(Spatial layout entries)
********************

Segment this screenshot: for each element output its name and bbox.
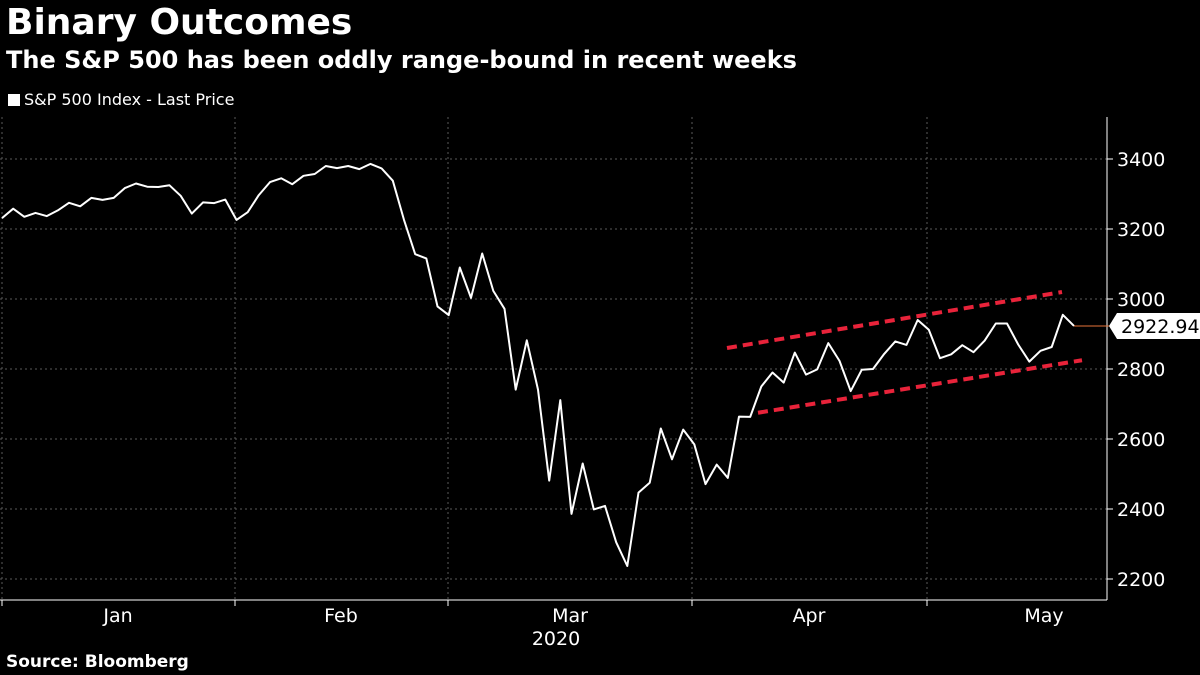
series	[1, 162, 1109, 567]
trend-channel	[726, 290, 1083, 415]
chart-subtitle: The S&P 500 has been oddly range-bound i…	[6, 46, 797, 74]
y-tick-label: 2600	[1117, 429, 1165, 451]
x-year-label: 2020	[532, 628, 580, 650]
x-month-label: Feb	[324, 605, 358, 627]
lower-trend-line	[757, 358, 1083, 415]
chart-title: Binary Outcomes	[6, 2, 353, 43]
x-month-label: Jan	[102, 605, 132, 627]
y-tick-label: 3000	[1117, 289, 1165, 311]
y-tick-label: 2200	[1117, 569, 1165, 591]
y-tick-label: 3400	[1117, 149, 1165, 171]
axes	[0, 117, 1113, 606]
legend: S&P 500 Index - Last Price	[8, 90, 234, 109]
x-month-label: Apr	[793, 605, 826, 627]
legend-label: S&P 500 Index - Last Price	[24, 90, 235, 109]
source-note: Source: Bloomberg	[6, 652, 189, 672]
legend-swatch	[8, 94, 20, 106]
y-tick-label: 2800	[1117, 359, 1165, 381]
axis-labels: 2200 2400 2600 2800 3000 3200 3400 Jan Feb Mar Apr…	[102, 149, 1200, 650]
last-value-box	[1109, 312, 1200, 339]
upper-trend-line	[726, 290, 1063, 350]
x-month-label: Mar	[552, 605, 588, 627]
grid	[0, 117, 1107, 600]
series-line	[1, 162, 1075, 567]
last-value-label: 2922.94	[1121, 316, 1200, 338]
y-tick-label: 3200	[1117, 219, 1165, 241]
x-month-label: May	[1024, 605, 1063, 627]
y-tick-label: 2400	[1117, 499, 1165, 521]
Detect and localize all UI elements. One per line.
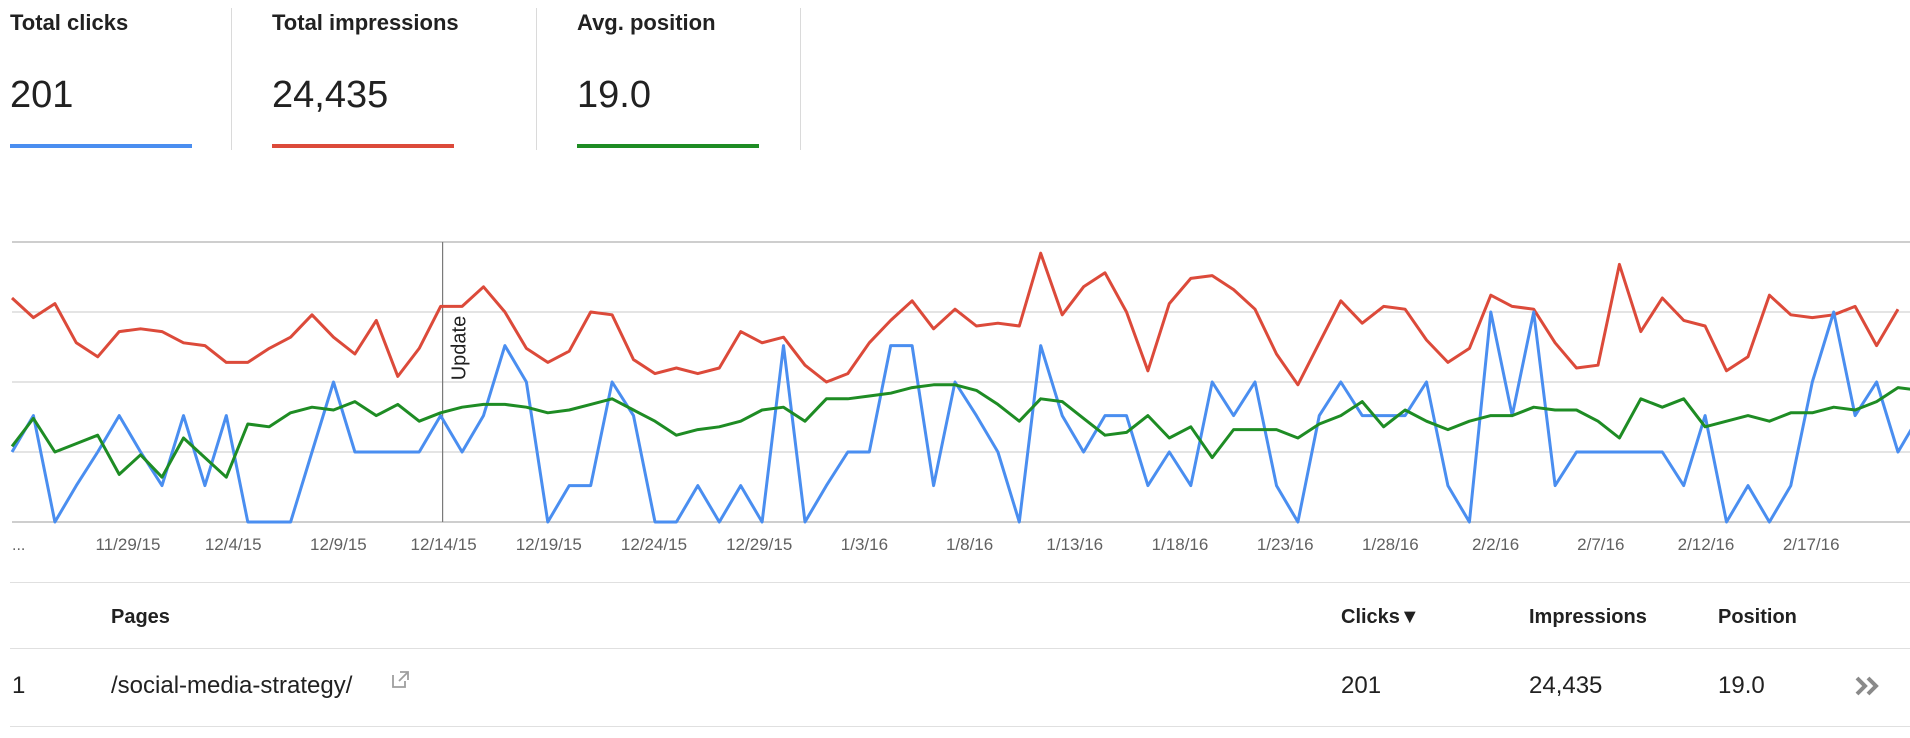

********************

Your task:
Reproduce all of the rows above verbatim, line for line, omitting the pictures.

Complete output:
Segment this screenshot: for each element output its name and bbox.
series	[1, 162, 1109, 567]
trend-channel	[726, 290, 1083, 415]
chart-subtitle: The S&P 500 has been oddly range-bound i…	[6, 46, 797, 74]
y-tick-label: 2600	[1117, 429, 1165, 451]
x-year-label: 2020	[532, 628, 580, 650]
x-month-label: Feb	[324, 605, 358, 627]
lower-trend-line	[757, 358, 1083, 415]
chart-title: Binary Outcomes	[6, 2, 353, 43]
x-month-label: Jan	[102, 605, 132, 627]
y-tick-label: 3000	[1117, 289, 1165, 311]
y-tick-label: 2200	[1117, 569, 1165, 591]
y-tick-label: 3400	[1117, 149, 1165, 171]
axes	[0, 117, 1113, 606]
legend: S&P 500 Index - Last Price	[8, 90, 234, 109]
x-month-label: Apr	[793, 605, 826, 627]
legend-label: S&P 500 Index - Last Price	[24, 90, 235, 109]
source-note: Source: Bloomberg	[6, 652, 189, 672]
legend-swatch	[8, 94, 20, 106]
y-tick-label: 2800	[1117, 359, 1165, 381]
axis-labels: 2200 2400 2600 2800 3000 3200 3400 Jan Feb Mar Apr…	[102, 149, 1200, 650]
last-value-box	[1109, 312, 1200, 339]
upper-trend-line	[726, 290, 1063, 350]
x-month-label: Mar	[552, 605, 588, 627]
grid	[0, 117, 1107, 600]
series-line	[1, 162, 1075, 567]
last-value-label: 2922.94	[1121, 316, 1200, 338]
y-tick-label: 3200	[1117, 219, 1165, 241]
x-month-label: May	[1024, 605, 1063, 627]
y-tick-label: 2400	[1117, 499, 1165, 521]
Detect and localize all UI elements. One per line.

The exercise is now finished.